- _DESCRIPTION OF THE TASK_:
Pull every line containing "испытанию" out of the material below.

--- Begin SOURCE DATA ---

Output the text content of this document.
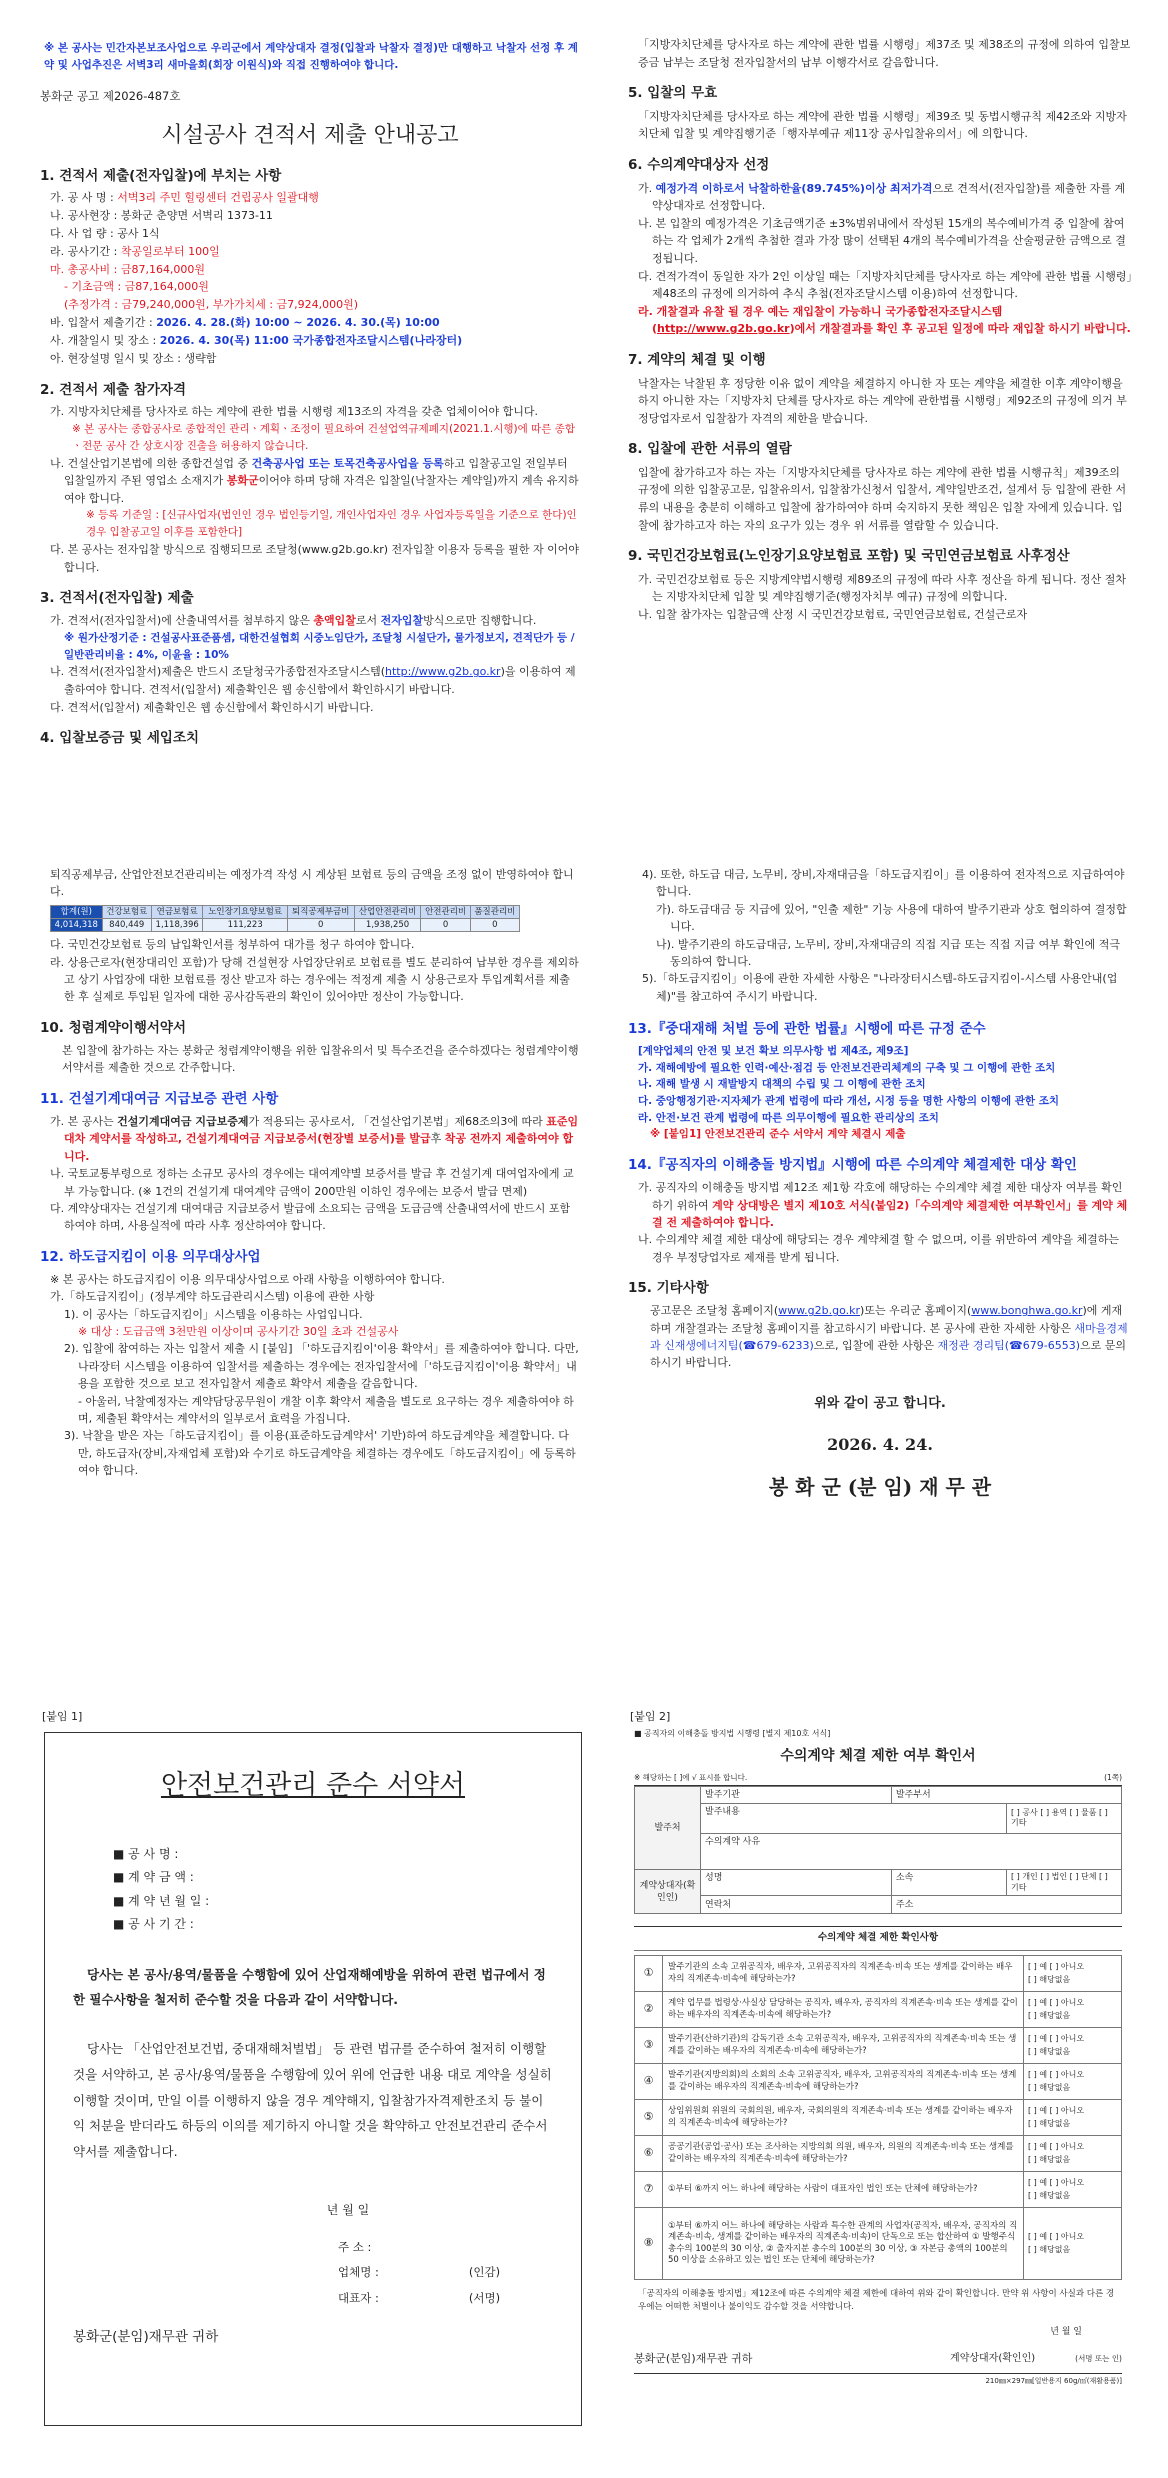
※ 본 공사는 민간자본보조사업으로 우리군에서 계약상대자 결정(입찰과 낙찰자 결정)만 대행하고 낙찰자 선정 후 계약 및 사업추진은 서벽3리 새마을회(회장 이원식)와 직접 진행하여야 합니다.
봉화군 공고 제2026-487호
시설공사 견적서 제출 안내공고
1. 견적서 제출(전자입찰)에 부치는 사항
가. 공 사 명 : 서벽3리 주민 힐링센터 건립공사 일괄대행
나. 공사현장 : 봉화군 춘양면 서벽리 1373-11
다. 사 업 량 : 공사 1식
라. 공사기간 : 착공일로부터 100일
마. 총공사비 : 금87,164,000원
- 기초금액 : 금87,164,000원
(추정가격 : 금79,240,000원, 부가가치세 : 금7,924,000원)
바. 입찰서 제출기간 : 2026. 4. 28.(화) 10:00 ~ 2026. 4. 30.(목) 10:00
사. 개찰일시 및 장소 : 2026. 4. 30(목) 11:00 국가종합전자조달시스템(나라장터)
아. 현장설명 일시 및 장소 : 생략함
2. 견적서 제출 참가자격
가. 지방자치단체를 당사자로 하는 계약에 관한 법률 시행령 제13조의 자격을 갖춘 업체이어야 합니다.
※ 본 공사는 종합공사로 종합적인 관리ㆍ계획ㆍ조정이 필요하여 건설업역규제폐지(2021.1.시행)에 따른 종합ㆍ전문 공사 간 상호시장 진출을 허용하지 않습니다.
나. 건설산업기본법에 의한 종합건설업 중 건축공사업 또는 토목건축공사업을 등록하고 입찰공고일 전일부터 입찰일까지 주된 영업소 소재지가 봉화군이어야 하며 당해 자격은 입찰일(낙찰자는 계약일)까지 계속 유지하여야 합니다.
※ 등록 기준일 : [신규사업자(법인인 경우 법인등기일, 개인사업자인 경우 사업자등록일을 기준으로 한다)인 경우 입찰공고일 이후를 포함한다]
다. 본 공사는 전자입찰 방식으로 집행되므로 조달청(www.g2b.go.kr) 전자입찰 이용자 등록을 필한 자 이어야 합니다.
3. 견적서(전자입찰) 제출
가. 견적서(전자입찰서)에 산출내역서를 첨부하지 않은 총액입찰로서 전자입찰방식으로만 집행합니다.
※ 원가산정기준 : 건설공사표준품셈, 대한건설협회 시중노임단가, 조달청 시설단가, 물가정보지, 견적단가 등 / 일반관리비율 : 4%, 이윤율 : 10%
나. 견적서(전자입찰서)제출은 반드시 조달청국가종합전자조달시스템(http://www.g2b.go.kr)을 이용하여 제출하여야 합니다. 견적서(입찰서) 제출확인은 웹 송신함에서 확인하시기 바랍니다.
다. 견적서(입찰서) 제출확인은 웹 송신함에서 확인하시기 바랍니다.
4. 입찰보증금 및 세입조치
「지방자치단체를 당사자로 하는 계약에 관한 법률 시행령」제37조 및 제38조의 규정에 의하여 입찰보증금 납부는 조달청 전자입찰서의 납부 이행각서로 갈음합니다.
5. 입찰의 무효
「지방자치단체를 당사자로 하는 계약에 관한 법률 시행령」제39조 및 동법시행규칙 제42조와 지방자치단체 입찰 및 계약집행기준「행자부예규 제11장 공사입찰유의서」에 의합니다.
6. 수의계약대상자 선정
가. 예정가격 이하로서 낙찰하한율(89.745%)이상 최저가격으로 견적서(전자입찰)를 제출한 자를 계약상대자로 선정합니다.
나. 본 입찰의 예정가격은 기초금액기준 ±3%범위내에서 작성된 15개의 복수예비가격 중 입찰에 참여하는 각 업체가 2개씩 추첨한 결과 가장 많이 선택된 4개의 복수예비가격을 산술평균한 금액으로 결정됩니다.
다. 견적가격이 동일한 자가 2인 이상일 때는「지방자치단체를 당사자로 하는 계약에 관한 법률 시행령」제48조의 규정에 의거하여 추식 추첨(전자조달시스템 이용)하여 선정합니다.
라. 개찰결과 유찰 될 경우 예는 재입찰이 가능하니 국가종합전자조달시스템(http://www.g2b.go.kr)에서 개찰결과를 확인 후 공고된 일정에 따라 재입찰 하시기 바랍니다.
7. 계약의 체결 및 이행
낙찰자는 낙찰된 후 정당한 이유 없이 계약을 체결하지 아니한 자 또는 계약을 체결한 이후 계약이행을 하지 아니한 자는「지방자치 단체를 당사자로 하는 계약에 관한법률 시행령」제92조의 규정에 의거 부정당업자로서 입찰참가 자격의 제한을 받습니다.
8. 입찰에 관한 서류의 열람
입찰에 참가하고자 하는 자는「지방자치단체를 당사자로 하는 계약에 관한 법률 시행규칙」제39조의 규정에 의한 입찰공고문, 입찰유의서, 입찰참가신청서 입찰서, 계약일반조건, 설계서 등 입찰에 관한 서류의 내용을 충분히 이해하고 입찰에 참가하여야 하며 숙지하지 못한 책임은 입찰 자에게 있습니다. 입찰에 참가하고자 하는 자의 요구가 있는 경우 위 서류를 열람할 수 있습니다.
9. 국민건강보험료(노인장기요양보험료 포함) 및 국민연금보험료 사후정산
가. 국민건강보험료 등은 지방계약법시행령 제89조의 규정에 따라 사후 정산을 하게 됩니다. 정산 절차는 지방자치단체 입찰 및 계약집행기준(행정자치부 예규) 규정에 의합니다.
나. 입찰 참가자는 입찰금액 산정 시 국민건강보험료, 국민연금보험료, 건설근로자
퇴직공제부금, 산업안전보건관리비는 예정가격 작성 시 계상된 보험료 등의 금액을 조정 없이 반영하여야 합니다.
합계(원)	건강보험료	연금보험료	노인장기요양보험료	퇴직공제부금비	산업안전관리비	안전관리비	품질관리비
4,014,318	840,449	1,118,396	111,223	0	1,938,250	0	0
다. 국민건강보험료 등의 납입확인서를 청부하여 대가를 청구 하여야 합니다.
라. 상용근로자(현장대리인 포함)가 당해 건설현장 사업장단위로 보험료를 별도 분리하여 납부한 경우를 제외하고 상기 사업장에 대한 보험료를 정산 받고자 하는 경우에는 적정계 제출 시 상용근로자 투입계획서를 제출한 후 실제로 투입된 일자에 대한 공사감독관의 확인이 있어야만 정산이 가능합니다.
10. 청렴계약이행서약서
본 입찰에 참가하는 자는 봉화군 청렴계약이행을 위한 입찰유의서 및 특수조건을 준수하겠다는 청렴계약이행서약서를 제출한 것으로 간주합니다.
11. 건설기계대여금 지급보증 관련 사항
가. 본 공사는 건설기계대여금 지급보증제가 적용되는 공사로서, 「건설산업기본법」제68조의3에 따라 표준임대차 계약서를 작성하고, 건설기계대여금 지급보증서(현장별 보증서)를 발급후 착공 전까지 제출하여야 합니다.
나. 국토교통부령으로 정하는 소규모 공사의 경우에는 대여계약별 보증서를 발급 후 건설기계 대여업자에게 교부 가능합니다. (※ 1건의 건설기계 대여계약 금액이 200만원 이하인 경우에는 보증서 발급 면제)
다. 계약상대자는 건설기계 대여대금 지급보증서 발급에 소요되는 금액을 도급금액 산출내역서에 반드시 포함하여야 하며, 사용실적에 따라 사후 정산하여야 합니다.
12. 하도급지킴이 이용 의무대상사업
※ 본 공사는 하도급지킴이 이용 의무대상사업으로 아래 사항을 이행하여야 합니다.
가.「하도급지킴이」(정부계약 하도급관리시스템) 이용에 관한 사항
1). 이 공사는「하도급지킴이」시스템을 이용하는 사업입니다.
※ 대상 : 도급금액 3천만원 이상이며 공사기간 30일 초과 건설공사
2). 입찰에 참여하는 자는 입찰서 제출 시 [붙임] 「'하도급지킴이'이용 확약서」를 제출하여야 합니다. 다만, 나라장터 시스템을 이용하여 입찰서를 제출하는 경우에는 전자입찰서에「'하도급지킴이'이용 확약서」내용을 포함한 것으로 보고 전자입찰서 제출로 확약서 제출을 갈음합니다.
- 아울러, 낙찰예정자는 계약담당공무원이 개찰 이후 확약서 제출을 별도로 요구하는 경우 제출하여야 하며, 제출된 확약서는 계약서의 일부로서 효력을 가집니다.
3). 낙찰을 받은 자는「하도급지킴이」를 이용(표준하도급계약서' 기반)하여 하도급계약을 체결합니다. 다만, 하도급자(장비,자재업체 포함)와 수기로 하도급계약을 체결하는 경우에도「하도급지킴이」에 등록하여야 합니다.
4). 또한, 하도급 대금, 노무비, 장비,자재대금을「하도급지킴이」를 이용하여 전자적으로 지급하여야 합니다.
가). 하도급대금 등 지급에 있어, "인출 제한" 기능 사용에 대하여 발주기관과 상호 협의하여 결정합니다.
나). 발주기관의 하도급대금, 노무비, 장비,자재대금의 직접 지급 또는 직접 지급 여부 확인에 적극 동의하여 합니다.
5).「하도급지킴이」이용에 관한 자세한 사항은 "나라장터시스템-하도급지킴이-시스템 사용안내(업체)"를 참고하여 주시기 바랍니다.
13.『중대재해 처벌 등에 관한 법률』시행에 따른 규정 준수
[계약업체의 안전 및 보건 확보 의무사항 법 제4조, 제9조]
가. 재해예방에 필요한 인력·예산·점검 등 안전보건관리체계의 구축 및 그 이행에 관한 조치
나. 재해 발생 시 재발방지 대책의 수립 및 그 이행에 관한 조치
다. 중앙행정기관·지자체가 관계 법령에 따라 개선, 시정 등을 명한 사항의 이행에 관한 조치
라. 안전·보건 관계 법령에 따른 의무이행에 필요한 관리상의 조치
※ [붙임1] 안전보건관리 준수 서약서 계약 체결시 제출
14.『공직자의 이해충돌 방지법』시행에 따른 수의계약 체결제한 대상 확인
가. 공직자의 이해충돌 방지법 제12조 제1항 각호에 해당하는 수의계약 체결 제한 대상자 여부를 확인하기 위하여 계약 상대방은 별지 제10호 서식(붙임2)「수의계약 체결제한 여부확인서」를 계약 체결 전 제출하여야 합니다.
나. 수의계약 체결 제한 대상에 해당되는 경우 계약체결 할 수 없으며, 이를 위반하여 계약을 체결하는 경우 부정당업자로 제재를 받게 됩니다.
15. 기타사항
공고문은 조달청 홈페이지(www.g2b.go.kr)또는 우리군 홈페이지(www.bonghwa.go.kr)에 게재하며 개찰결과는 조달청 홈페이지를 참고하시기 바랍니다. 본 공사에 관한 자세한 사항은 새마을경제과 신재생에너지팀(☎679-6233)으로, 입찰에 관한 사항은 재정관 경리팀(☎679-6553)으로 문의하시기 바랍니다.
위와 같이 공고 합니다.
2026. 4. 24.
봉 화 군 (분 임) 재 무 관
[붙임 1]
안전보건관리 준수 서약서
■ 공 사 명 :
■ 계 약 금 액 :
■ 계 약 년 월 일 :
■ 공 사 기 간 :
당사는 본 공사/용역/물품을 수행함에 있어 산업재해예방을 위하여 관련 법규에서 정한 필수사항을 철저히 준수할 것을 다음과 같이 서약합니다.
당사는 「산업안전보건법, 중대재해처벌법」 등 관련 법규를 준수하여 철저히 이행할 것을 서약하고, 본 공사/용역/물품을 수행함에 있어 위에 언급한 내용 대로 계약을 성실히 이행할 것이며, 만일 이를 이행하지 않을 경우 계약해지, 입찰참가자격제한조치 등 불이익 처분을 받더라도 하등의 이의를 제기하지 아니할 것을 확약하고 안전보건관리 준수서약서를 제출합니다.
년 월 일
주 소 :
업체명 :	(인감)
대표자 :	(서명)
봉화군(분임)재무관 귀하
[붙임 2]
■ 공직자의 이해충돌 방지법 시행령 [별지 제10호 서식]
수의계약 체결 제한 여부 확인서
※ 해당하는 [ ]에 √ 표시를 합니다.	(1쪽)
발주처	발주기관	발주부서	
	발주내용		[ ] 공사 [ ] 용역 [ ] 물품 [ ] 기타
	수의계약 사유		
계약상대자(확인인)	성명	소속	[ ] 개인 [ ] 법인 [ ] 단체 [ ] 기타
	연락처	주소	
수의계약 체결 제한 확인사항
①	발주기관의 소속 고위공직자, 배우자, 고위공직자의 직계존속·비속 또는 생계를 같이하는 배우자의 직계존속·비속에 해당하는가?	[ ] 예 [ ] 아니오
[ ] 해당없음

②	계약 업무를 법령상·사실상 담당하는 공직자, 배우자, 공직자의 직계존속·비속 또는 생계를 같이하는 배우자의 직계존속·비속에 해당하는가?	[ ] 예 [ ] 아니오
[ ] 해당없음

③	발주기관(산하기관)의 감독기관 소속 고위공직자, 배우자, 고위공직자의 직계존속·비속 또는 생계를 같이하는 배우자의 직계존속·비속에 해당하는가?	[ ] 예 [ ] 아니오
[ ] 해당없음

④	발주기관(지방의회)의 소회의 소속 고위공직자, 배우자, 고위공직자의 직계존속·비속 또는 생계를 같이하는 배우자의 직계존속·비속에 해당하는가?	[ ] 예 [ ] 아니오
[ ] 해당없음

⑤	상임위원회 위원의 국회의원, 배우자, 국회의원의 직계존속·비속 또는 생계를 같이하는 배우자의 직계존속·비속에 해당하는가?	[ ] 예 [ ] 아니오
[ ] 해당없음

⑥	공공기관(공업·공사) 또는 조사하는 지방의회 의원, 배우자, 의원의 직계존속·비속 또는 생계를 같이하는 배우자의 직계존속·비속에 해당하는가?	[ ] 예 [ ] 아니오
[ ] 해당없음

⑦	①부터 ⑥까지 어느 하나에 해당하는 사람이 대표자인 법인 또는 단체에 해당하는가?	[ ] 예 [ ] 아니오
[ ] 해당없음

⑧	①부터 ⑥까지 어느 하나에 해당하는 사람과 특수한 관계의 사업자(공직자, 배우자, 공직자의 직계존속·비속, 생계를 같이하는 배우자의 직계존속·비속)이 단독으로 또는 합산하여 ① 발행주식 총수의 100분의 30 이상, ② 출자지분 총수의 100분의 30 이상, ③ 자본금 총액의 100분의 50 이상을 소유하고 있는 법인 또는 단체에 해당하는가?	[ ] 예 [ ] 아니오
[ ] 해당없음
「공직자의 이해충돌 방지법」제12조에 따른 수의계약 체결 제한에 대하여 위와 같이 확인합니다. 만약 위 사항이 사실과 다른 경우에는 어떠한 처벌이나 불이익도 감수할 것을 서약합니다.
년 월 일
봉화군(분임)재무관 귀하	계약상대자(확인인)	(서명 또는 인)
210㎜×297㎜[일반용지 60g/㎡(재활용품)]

--- End SOURCE DATA ---
--- Begin SOURCE DATA ---

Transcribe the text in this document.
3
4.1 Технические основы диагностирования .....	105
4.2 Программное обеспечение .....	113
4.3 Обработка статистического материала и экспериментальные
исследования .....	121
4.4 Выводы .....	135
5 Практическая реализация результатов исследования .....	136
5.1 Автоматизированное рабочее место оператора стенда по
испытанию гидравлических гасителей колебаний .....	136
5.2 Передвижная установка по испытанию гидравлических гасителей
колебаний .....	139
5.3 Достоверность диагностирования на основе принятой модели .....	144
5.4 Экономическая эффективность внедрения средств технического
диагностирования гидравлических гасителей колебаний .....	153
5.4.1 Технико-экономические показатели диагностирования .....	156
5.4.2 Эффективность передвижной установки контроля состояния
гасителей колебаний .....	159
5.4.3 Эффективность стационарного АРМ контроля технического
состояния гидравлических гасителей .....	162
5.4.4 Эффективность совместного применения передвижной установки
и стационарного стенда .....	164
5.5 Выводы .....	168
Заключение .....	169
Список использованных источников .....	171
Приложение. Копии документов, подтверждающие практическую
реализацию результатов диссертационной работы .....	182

--- End SOURCE DATA ---

- _TASK OUTPUT_:
испытанию гидравлических гасителей колебаний .....	136
5.2 Передвижная установка по испытанию гидравлических гасителей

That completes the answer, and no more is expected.